## Start Records to use

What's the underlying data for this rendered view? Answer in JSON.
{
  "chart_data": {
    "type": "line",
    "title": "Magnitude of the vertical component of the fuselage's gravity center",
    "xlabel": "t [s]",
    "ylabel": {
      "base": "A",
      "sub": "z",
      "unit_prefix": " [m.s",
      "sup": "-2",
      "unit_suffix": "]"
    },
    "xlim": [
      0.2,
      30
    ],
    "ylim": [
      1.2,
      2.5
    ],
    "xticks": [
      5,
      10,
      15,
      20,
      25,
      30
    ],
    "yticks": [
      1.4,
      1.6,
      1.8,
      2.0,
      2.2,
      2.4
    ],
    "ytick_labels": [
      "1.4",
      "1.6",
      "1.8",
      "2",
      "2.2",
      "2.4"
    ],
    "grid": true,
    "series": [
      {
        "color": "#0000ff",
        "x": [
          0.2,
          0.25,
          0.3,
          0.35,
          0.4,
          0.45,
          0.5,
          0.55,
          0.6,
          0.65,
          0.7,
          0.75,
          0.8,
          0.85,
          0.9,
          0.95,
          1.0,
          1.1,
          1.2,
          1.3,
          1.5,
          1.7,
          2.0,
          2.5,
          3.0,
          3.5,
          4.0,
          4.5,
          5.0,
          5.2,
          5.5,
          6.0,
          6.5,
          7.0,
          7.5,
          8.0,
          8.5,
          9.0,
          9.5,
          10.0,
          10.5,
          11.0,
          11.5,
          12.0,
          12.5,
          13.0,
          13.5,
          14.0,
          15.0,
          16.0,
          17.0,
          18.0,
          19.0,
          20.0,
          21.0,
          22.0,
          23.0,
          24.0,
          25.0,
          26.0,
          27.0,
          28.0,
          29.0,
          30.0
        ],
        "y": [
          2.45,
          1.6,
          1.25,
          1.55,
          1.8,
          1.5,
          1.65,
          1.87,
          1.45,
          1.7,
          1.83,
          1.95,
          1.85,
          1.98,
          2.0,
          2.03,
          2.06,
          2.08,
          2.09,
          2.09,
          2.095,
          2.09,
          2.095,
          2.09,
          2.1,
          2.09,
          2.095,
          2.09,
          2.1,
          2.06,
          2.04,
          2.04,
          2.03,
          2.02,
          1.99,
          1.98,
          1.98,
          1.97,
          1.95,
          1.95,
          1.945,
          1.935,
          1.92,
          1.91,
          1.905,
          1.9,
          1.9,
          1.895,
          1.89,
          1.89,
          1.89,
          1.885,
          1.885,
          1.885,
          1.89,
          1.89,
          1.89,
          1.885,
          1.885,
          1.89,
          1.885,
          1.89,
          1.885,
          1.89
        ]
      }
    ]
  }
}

## End Records to use

Task prompt: Repeat the listing exactly, from its first line to its last.

Response:
What's the underlying data for this rendered view? Answer in JSON.
{
  "chart_data": {
    "type": "line",
    "title": "Magnitude of the vertical component of the fuselage's gravity center",
    "xlabel": "t [s]",
    "ylabel": {
      "base": "A",
      "sub": "z",
      "unit_prefix": " [m.s",
      "sup": "-2",
      "unit_suffix": "]"
    },
    "xlim": [
      0.2,
      30
    ],
    "ylim": [
      1.2,
      2.5
    ],
    "xticks": [
      5,
      10,
      15,
      20,
      25,
      30
    ],
    "yticks": [
      1.4,
      1.6,
      1.8,
      2.0,
      2.2,
      2.4
    ],
    "ytick_labels": [
      "1.4",
      "1.6",
      "1.8",
      "2",
      "2.2",
      "2.4"
    ],
    "grid": true,
    "series": [
      {
        "color": "#0000ff",
        "x": [
          0.2,
          0.25,
          0.3,
          0.35,
          0.4,
          0.45,
          0.5,
          0.55,
          0.6,
          0.65,
          0.7,
          0.75,
          0.8,
          0.85,
          0.9,
          0.95,
          1.0,
          1.1,
          1.2,
          1.3,
          1.5,
          1.7,
          2.0,
          2.5,
          3.0,
          3.5,
          4.0,
          4.5,
          5.0,
          5.2,
          5.5,
          6.0,
          6.5,
          7.0,
          7.5,
          8.0,
          8.5,
          9.0,
          9.5,
          10.0,
          10.5,
          11.0,
          11.5,
          12.0,
          12.5,
          13.0,
          13.5,
          14.0,
          15.0,
          16.0,
          17.0,
          18.0,
          19.0,
          20.0,
          21.0,
          22.0,
          23.0,
          24.0,
          25.0,
          26.0,
          27.0,
          28.0,
          29.0,
          30.0
        ],
        "y": [
          2.45,
          1.6,
          1.25,
          1.55,
          1.8,
          1.5,
          1.65,
          1.87,
          1.45,
          1.7,
          1.83,
          1.95,
          1.85,
          1.98,
          2.0,
          2.03,
          2.06,
          2.08,
          2.09,
          2.09,
          2.095,
          2.09,
          2.095,
          2.09,
          2.1,
          2.09,
          2.095,
          2.09,
          2.1,
          2.06,
          2.04,
          2.04,
          2.03,
          2.02,
          1.99,
          1.98,
          1.98,
          1.97,
          1.95,
          1.95,
          1.945,
          1.935,
          1.92,
          1.91,
          1.905,
          1.9,
          1.9,
          1.895,
          1.89,
          1.89,
          1.89,
          1.885,
          1.885,
          1.885,
          1.89,
          1.89,
          1.89,
          1.885,
          1.885,
          1.89,
          1.885,
          1.89,
          1.885,
          1.89
        ]
      }
    ]
  }
}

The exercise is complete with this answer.